## Data to process

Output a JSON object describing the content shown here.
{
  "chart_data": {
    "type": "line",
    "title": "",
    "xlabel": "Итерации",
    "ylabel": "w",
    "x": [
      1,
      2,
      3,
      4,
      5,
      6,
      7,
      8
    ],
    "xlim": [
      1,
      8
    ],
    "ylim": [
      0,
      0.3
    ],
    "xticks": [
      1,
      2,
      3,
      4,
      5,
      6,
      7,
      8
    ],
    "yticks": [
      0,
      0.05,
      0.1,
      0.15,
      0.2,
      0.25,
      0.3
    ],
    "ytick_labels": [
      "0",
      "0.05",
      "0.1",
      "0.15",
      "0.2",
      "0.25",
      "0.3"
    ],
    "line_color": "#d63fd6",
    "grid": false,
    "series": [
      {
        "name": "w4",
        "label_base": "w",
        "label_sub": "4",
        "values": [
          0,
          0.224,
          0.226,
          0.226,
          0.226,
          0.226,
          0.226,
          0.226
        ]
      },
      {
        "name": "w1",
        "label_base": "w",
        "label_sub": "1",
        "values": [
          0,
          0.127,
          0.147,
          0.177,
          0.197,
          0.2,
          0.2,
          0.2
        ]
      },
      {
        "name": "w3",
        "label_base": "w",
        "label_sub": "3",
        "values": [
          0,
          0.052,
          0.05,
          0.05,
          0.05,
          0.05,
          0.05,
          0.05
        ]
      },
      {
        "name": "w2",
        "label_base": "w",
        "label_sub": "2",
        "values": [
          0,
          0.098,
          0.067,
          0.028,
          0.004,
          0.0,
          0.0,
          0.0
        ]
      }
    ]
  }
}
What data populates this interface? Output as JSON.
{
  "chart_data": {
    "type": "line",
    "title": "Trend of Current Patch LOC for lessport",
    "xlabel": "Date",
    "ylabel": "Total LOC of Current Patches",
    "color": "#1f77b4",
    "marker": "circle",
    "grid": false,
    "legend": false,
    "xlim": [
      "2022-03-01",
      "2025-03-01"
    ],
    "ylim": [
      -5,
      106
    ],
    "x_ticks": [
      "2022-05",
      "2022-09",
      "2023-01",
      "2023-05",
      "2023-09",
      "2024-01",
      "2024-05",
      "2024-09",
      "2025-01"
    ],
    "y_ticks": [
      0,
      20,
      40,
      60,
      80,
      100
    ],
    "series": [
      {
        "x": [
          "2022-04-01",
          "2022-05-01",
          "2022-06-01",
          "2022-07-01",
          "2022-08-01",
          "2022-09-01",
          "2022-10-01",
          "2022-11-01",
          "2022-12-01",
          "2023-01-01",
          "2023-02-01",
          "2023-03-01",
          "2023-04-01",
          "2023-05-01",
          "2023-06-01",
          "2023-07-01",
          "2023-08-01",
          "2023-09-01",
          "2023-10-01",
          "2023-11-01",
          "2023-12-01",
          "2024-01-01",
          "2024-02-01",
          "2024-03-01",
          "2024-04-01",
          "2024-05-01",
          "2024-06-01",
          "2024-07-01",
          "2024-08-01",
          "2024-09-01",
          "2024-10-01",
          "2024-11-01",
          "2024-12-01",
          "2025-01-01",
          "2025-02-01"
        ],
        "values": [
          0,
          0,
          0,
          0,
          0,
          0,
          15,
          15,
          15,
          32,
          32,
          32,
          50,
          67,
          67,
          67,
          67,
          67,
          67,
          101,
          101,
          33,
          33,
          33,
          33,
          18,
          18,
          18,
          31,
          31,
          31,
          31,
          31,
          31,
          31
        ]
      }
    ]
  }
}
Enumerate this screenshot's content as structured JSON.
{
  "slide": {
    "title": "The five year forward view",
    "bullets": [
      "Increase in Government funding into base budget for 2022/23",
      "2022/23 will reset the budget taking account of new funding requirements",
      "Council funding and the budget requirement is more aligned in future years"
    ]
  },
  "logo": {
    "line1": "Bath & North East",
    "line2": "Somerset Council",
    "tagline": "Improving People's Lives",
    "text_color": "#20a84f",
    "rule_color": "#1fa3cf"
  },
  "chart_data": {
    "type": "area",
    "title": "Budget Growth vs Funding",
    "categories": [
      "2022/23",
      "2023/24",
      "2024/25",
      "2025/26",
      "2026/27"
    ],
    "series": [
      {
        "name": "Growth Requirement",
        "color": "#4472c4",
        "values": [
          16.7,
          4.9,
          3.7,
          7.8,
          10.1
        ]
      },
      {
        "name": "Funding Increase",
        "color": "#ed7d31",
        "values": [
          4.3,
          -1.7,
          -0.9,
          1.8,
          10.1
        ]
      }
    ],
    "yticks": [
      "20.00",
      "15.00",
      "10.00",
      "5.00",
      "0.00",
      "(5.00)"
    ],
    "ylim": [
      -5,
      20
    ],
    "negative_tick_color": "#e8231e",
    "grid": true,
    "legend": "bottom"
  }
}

## Prompt
From the material above, copy each line that includes the word "name".

## In response
        "name": "w4",
        "name": "w1",
        "name": "w3",
        "name": "w2",
        "name": "Growth Requirement",
        "name": "Funding Increase",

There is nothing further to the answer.